--- Work required ---
Please transcribe the data that follows without the pictures, keeping every word the same.
---------- Entries supplied
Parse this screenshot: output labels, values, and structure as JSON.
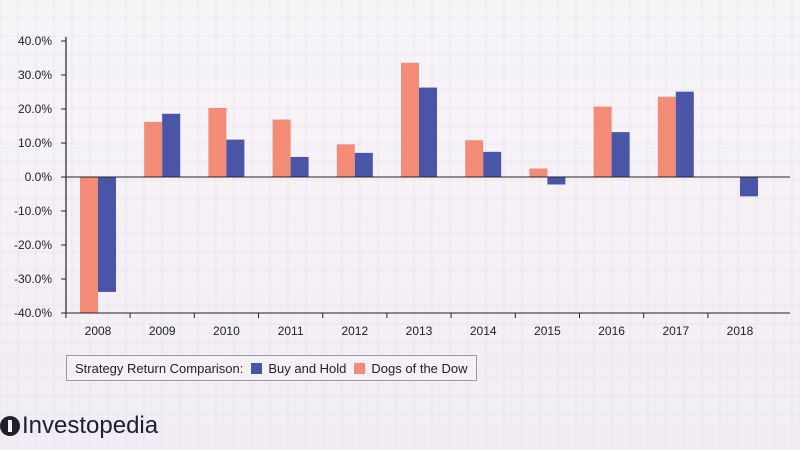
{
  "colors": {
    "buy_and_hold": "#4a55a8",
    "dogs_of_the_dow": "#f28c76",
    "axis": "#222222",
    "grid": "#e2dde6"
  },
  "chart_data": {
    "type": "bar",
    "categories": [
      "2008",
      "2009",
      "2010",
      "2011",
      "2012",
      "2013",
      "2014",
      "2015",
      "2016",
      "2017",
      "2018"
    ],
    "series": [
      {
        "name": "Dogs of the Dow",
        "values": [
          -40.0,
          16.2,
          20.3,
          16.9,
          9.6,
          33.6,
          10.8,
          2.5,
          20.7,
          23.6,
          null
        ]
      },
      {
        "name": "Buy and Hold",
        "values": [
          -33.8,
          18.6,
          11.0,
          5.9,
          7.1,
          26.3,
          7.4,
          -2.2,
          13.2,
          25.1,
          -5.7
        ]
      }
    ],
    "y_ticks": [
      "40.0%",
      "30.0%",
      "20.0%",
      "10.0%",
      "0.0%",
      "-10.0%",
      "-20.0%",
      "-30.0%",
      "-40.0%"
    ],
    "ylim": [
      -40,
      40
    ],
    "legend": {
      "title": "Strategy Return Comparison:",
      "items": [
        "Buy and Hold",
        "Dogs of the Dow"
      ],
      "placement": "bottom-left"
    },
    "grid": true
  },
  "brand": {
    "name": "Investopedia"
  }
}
--------------------
--- Solution for this problem ---
Parse this screenshot: output labels, values, and structure as JSON.
{
  "colors": {
    "buy_and_hold": "#4a55a8",
    "dogs_of_the_dow": "#f28c76",
    "axis": "#222222",
    "grid": "#e2dde6"
  },
  "chart_data": {
    "type": "bar",
    "categories": [
      "2008",
      "2009",
      "2010",
      "2011",
      "2012",
      "2013",
      "2014",
      "2015",
      "2016",
      "2017",
      "2018"
    ],
    "series": [
      {
        "name": "Dogs of the Dow",
        "values": [
          -40.0,
          16.2,
          20.3,
          16.9,
          9.6,
          33.6,
          10.8,
          2.5,
          20.7,
          23.6,
          null
        ]
      },
      {
        "name": "Buy and Hold",
        "values": [
          -33.8,
          18.6,
          11.0,
          5.9,
          7.1,
          26.3,
          7.4,
          -2.2,
          13.2,
          25.1,
          -5.7
        ]
      }
    ],
    "y_ticks": [
      "40.0%",
      "30.0%",
      "20.0%",
      "10.0%",
      "0.0%",
      "-10.0%",
      "-20.0%",
      "-30.0%",
      "-40.0%"
    ],
    "ylim": [
      -40,
      40
    ],
    "legend": {
      "title": "Strategy Return Comparison:",
      "items": [
        "Buy and Hold",
        "Dogs of the Dow"
      ],
      "placement": "bottom-left"
    },
    "grid": true
  },
  "brand": {
    "name": "Investopedia"
  }
}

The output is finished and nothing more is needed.